(Stored dataset items)
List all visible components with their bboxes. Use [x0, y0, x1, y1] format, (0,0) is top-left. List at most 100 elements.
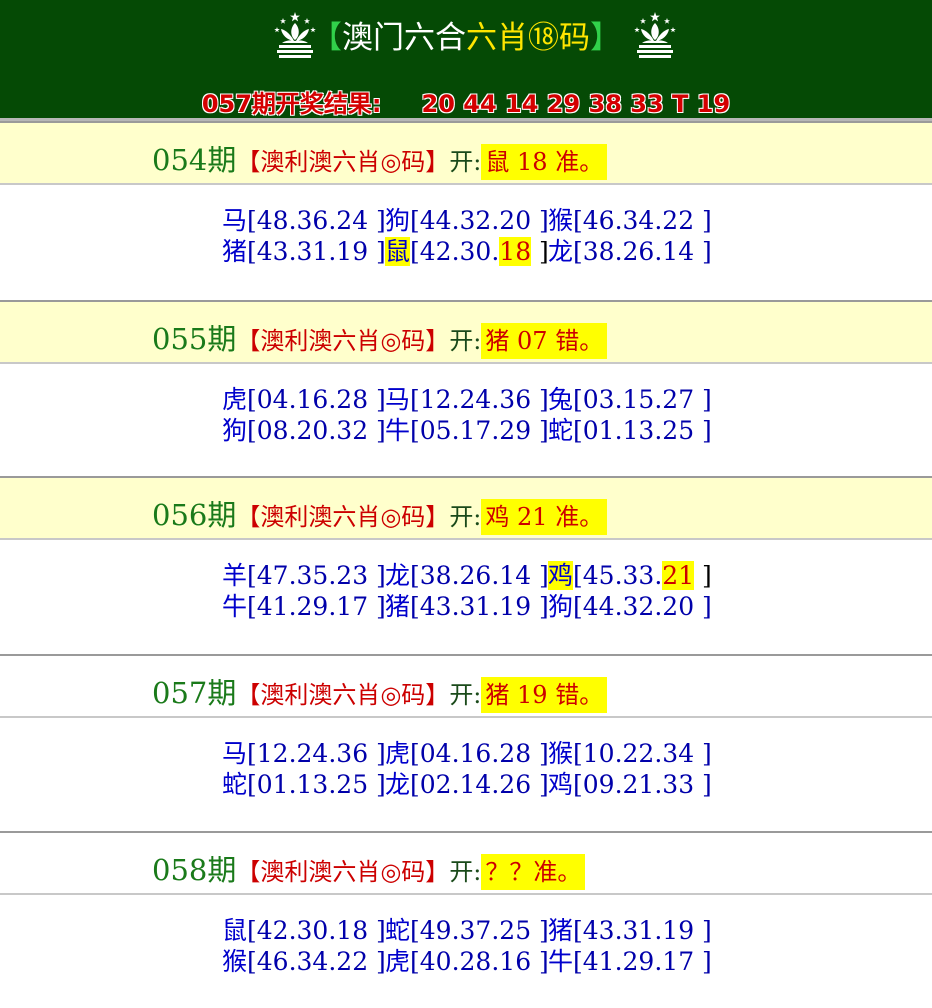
prediction-cell: 蛇[49.37.25 ] [385, 915, 549, 946]
zodiac-name: 兔 [548, 385, 574, 414]
zodiac-name: 猪 [222, 237, 248, 266]
zodiac-numbers: [01.13.25 ] [247, 770, 386, 799]
zodiac-name: 鼠 [385, 237, 411, 266]
zodiac-name: 马 [222, 739, 248, 768]
zodiac-name: 羊 [222, 561, 248, 590]
prediction-cell: 马[12.24.36 ] [222, 738, 386, 769]
zodiac-numbers: [43.31.19 ] [573, 916, 712, 945]
prediction-row: 蛇[01.13.25 ]龙[02.14.26 ]鸡[09.21.33 ] [222, 769, 712, 800]
zodiac-numbers: [40.28.16 ] [410, 947, 549, 976]
prediction-row: 猴[46.34.22 ]虎[40.28.16 ]牛[41.29.17 ] [222, 946, 712, 977]
period-header: 056期【澳利澳六肖◎码】开: 鸡 21 准。 [0, 476, 932, 540]
result-numbers: 20 44 14 29 38 33 T 19 [421, 90, 731, 118]
zodiac-numbers: [12.24.36 ] [247, 739, 386, 768]
prediction-cell: 龙[02.14.26 ] [385, 769, 549, 800]
page-header: 【澳门六合六肖⑱码】 057期开奖结果: 20 44 14 29 38 33 T … [0, 0, 932, 121]
zodiac-name: 龙 [385, 770, 411, 799]
title-left-bracket: 【 [311, 20, 342, 56]
period-header: 055期【澳利澳六肖◎码】开: 猪 07 错。 [0, 300, 932, 364]
period-open-label: 开: [449, 681, 482, 709]
zodiac-name: 猪 [385, 592, 411, 621]
period-header: 058期【澳利澳六肖◎码】开: ？？准。 [0, 831, 932, 895]
period-title: 057期【澳利澳六肖◎码】开: 猪 19 错。 [152, 670, 608, 713]
zodiac-name: 狗 [385, 206, 411, 235]
zodiac-numbers: [44.32.20 ] [410, 206, 549, 235]
zodiac-name: 猴 [548, 739, 574, 768]
prediction-cell: 牛[05.17.29 ] [385, 415, 549, 446]
prediction-cell: 鼠[42.30.18 ] [385, 236, 549, 267]
prediction-cell: 鼠[42.30.18 ] [222, 915, 386, 946]
zodiac-numbers: [08.20.32 ] [247, 416, 386, 445]
period-title: 056期【澳利澳六肖◎码】开: 鸡 21 准。 [152, 492, 608, 535]
period-title: 054期【澳利澳六肖◎码】开: 鼠 18 准。 [152, 137, 608, 180]
zodiac-numbers: [45.33. [573, 561, 663, 590]
prediction-cell: 龙[38.26.14 ] [548, 236, 712, 267]
zodiac-numbers: [05.17.29 ] [410, 416, 549, 445]
prediction-cell: 兔[03.15.27 ] [548, 384, 712, 415]
zodiac-numbers: [02.14.26 ] [410, 770, 549, 799]
prediction-grid: 虎[04.16.28 ]马[12.24.36 ]兔[03.15.27 ] 狗[08… [222, 384, 712, 446]
prediction-row: 马[12.24.36 ]虎[04.16.28 ]猴[10.22.34 ] [222, 738, 712, 769]
prediction-grid: 鼠[42.30.18 ]蛇[49.37.25 ]猪[43.31.19 ] 猴[46… [222, 915, 712, 977]
zodiac-name: 猴 [222, 947, 248, 976]
zodiac-name: 猪 [548, 916, 574, 945]
zodiac-name: 牛 [385, 416, 411, 445]
hit-number: 18 [499, 237, 532, 266]
prediction-cell: 牛[41.29.17 ] [222, 591, 386, 622]
page-title: 【澳门六合六肖⑱码】 [0, 12, 932, 57]
zodiac-name: 鸡 [548, 770, 574, 799]
zodiac-name: 猴 [548, 206, 574, 235]
zodiac-numbers: [41.29.17 ] [573, 947, 712, 976]
zodiac-numbers: [10.22.34 ] [573, 739, 712, 768]
zodiac-numbers: [48.36.24 ] [247, 206, 386, 235]
prediction-row: 狗[08.20.32 ]牛[05.17.29 ]蛇[01.13.25 ] [222, 415, 712, 446]
period-result: 鸡 21 准。 [481, 499, 608, 535]
prediction-cell: 猴[10.22.34 ] [548, 738, 712, 769]
macau-emblem-icon [634, 12, 676, 58]
title-part2: 六肖⑱码 [466, 20, 590, 56]
zodiac-name: 龙 [548, 237, 574, 266]
prediction-cell: 牛[41.29.17 ] [548, 946, 712, 977]
period-open-label: 开: [449, 148, 482, 176]
title-right-bracket: 】 [590, 20, 621, 56]
zodiac-name: 马 [222, 206, 248, 235]
prediction-cell: 猪[43.31.19 ] [548, 915, 712, 946]
prediction-cell: 猪[43.31.19 ] [385, 591, 549, 622]
prediction-cell: 马[48.36.24 ] [222, 205, 386, 236]
zodiac-numbers: [42.30.18 ] [247, 916, 386, 945]
prediction-cell: 猴[46.34.22 ] [548, 205, 712, 236]
prediction-grid: 马[48.36.24 ]狗[44.32.20 ]猴[46.34.22 ] 猪[43… [222, 205, 712, 267]
zodiac-name: 鼠 [222, 916, 248, 945]
zodiac-numbers: [09.21.33 ] [573, 770, 712, 799]
title-part1: 澳门六合 [342, 20, 466, 56]
prediction-cell: 猪[43.31.19 ] [222, 236, 386, 267]
zodiac-name: 牛 [548, 947, 574, 976]
prediction-grid: 羊[47.35.23 ]龙[38.26.14 ]鸡[45.33.21 ] 牛[41… [222, 560, 712, 622]
zodiac-name: 马 [385, 385, 411, 414]
zodiac-name: 牛 [222, 592, 248, 621]
period-label: 【澳利澳六肖◎码】 [236, 503, 450, 531]
period-label: 【澳利澳六肖◎码】 [236, 148, 450, 176]
zodiac-numbers: [41.29.17 ] [247, 592, 386, 621]
bracket-close: ] [531, 237, 549, 266]
zodiac-numbers: [44.32.20 ] [573, 592, 712, 621]
zodiac-name: 虎 [385, 739, 411, 768]
zodiac-numbers: [43.31.19 ] [410, 592, 549, 621]
zodiac-numbers: [47.35.23 ] [247, 561, 386, 590]
zodiac-name: 龙 [385, 561, 411, 590]
hit-number: 21 [662, 561, 695, 590]
zodiac-numbers: [38.26.14 ] [573, 237, 712, 266]
prediction-cell: 蛇[01.13.25 ] [548, 415, 712, 446]
period-number: 057期 [152, 676, 237, 710]
prediction-cell: 狗[44.32.20 ] [385, 205, 549, 236]
prediction-cell: 猴[46.34.22 ] [222, 946, 386, 977]
prediction-cell: 蛇[01.13.25 ] [222, 769, 386, 800]
zodiac-numbers: [46.34.22 ] [573, 206, 712, 235]
prediction-cell: 狗[44.32.20 ] [548, 591, 712, 622]
period-title: 058期【澳利澳六肖◎码】开: ？？准。 [152, 847, 586, 890]
zodiac-numbers: [12.24.36 ] [410, 385, 549, 414]
bracket-close: ] [694, 561, 712, 590]
period-number: 054期 [152, 143, 237, 177]
prediction-cell: 虎[04.16.28 ] [385, 738, 549, 769]
zodiac-name: 鸡 [548, 561, 574, 590]
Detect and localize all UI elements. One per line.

STATED TASK:
Reproduce the data above, switching every "prediction-cell" to "forecast-cell" and leaving everything else untouched. Omit the pictures from your output.

PROBLEM SOLUTION:
List all visible components with their bboxes. Use [x0, y0, x1, y1] format, (0,0) is top-left. List at most 100 elements.
forecast-cell: 蛇[49.37.25 ] [385, 915, 549, 946]
zodiac-name: 兔 [548, 385, 574, 414]
zodiac-name: 猪 [222, 237, 248, 266]
zodiac-numbers: [01.13.25 ] [247, 770, 386, 799]
zodiac-name: 鼠 [385, 237, 411, 266]
zodiac-name: 马 [222, 739, 248, 768]
zodiac-name: 羊 [222, 561, 248, 590]
forecast-cell: 马[12.24.36 ] [222, 738, 386, 769]
zodiac-numbers: [43.31.19 ] [573, 916, 712, 945]
prediction-row: 蛇[01.13.25 ]龙[02.14.26 ]鸡[09.21.33 ] [222, 769, 712, 800]
zodiac-numbers: [40.28.16 ] [410, 947, 549, 976]
prediction-row: 猴[46.34.22 ]虎[40.28.16 ]牛[41.29.17 ] [222, 946, 712, 977]
period-header: 056期【澳利澳六肖◎码】开: 鸡 21 准。 [0, 476, 932, 540]
result-numbers: 20 44 14 29 38 33 T 19 [421, 90, 731, 118]
zodiac-numbers: [12.24.36 ] [247, 739, 386, 768]
forecast-cell: 龙[02.14.26 ] [385, 769, 549, 800]
page-header: 【澳门六合六肖⑱码】 057期开奖结果: 20 44 14 29 38 33 T … [0, 0, 932, 121]
zodiac-name: 龙 [385, 770, 411, 799]
title-left-bracket: 【 [311, 20, 342, 56]
period-header: 055期【澳利澳六肖◎码】开: 猪 07 错。 [0, 300, 932, 364]
period-open-label: 开: [449, 681, 482, 709]
zodiac-name: 猪 [385, 592, 411, 621]
period-header: 058期【澳利澳六肖◎码】开: ？？准。 [0, 831, 932, 895]
period-title: 057期【澳利澳六肖◎码】开: 猪 19 错。 [152, 670, 608, 713]
zodiac-name: 狗 [385, 206, 411, 235]
zodiac-numbers: [44.32.20 ] [410, 206, 549, 235]
zodiac-name: 猴 [548, 739, 574, 768]
forecast-cell: 牛[05.17.29 ] [385, 415, 549, 446]
forecast-cell: 鼠[42.30.18 ] [385, 236, 549, 267]
forecast-cell: 鼠[42.30.18 ] [222, 915, 386, 946]
zodiac-numbers: [08.20.32 ] [247, 416, 386, 445]
period-title: 056期【澳利澳六肖◎码】开: 鸡 21 准。 [152, 492, 608, 535]
period-title: 054期【澳利澳六肖◎码】开: 鼠 18 准。 [152, 137, 608, 180]
zodiac-numbers: [45.33. [573, 561, 663, 590]
forecast-cell: 龙[38.26.14 ] [548, 236, 712, 267]
zodiac-numbers: [05.17.29 ] [410, 416, 549, 445]
forecast-cell: 兔[03.15.27 ] [548, 384, 712, 415]
zodiac-numbers: [02.14.26 ] [410, 770, 549, 799]
prediction-grid: 虎[04.16.28 ]马[12.24.36 ]兔[03.15.27 ] 狗[08… [222, 384, 712, 446]
prediction-row: 马[12.24.36 ]虎[04.16.28 ]猴[10.22.34 ] [222, 738, 712, 769]
prediction-grid: 鼠[42.30.18 ]蛇[49.37.25 ]猪[43.31.19 ] 猴[46… [222, 915, 712, 977]
zodiac-name: 猴 [222, 947, 248, 976]
zodiac-name: 猪 [548, 916, 574, 945]
zodiac-name: 牛 [385, 416, 411, 445]
hit-number: 18 [499, 237, 532, 266]
forecast-cell: 牛[41.29.17 ] [222, 591, 386, 622]
page-title: 【澳门六合六肖⑱码】 [0, 12, 932, 57]
zodiac-name: 鸡 [548, 770, 574, 799]
zodiac-name: 猴 [548, 206, 574, 235]
zodiac-numbers: [41.29.17 ] [573, 947, 712, 976]
zodiac-numbers: [10.22.34 ] [573, 739, 712, 768]
zodiac-numbers: [48.36.24 ] [247, 206, 386, 235]
prediction-row: 狗[08.20.32 ]牛[05.17.29 ]蛇[01.13.25 ] [222, 415, 712, 446]
period-result: 鸡 21 准。 [481, 499, 608, 535]
forecast-cell: 猴[10.22.34 ] [548, 738, 712, 769]
macau-emblem-icon [634, 12, 676, 58]
title-part2: 六肖⑱码 [466, 20, 590, 56]
zodiac-name: 龙 [548, 237, 574, 266]
forecast-cell: 牛[41.29.17 ] [548, 946, 712, 977]
period-open-label: 开: [449, 148, 482, 176]
title-right-bracket: 】 [590, 20, 621, 56]
zodiac-name: 马 [222, 206, 248, 235]
forecast-cell: 猪[43.31.19 ] [548, 915, 712, 946]
forecast-cell: 猪[43.31.19 ] [385, 591, 549, 622]
forecast-cell: 马[48.36.24 ] [222, 205, 386, 236]
zodiac-numbers: [42.30.18 ] [247, 916, 386, 945]
forecast-cell: 猴[46.34.22 ] [548, 205, 712, 236]
prediction-grid: 马[48.36.24 ]狗[44.32.20 ]猴[46.34.22 ] 猪[43… [222, 205, 712, 267]
zodiac-name: 鼠 [222, 916, 248, 945]
zodiac-numbers: [09.21.33 ] [573, 770, 712, 799]
title-part1: 澳门六合 [342, 20, 466, 56]
forecast-cell: 猪[43.31.19 ] [222, 236, 386, 267]
zodiac-name: 牛 [548, 947, 574, 976]
prediction-grid: 羊[47.35.23 ]龙[38.26.14 ]鸡[45.33.21 ] 牛[41… [222, 560, 712, 622]
zodiac-name: 马 [385, 385, 411, 414]
zodiac-name: 牛 [222, 592, 248, 621]
period-label: 【澳利澳六肖◎码】 [236, 503, 450, 531]
period-label: 【澳利澳六肖◎码】 [236, 148, 450, 176]
zodiac-numbers: [41.29.17 ] [247, 592, 386, 621]
bracket-close: ] [531, 237, 549, 266]
zodiac-numbers: [44.32.20 ] [573, 592, 712, 621]
zodiac-name: 虎 [385, 739, 411, 768]
zodiac-numbers: [43.31.19 ] [410, 592, 549, 621]
zodiac-numbers: [47.35.23 ] [247, 561, 386, 590]
zodiac-name: 龙 [385, 561, 411, 590]
hit-number: 21 [662, 561, 695, 590]
zodiac-numbers: [38.26.14 ] [573, 237, 712, 266]
forecast-cell: 蛇[01.13.25 ] [548, 415, 712, 446]
period-number: 057期 [152, 676, 237, 710]
forecast-cell: 狗[44.32.20 ] [385, 205, 549, 236]
forecast-cell: 猴[46.34.22 ] [222, 946, 386, 977]
forecast-cell: 蛇[01.13.25 ] [222, 769, 386, 800]
zodiac-numbers: [46.34.22 ] [573, 206, 712, 235]
forecast-cell: 狗[44.32.20 ] [548, 591, 712, 622]
period-title: 058期【澳利澳六肖◎码】开: ？？准。 [152, 847, 586, 890]
zodiac-numbers: [12.24.36 ] [410, 385, 549, 414]
bracket-close: ] [694, 561, 712, 590]
period-number: 054期 [152, 143, 237, 177]
forecast-cell: 虎[04.16.28 ] [385, 738, 549, 769]
zodiac-name: 鸡 [548, 561, 574, 590]
Detect and localize all UI elements. One per line.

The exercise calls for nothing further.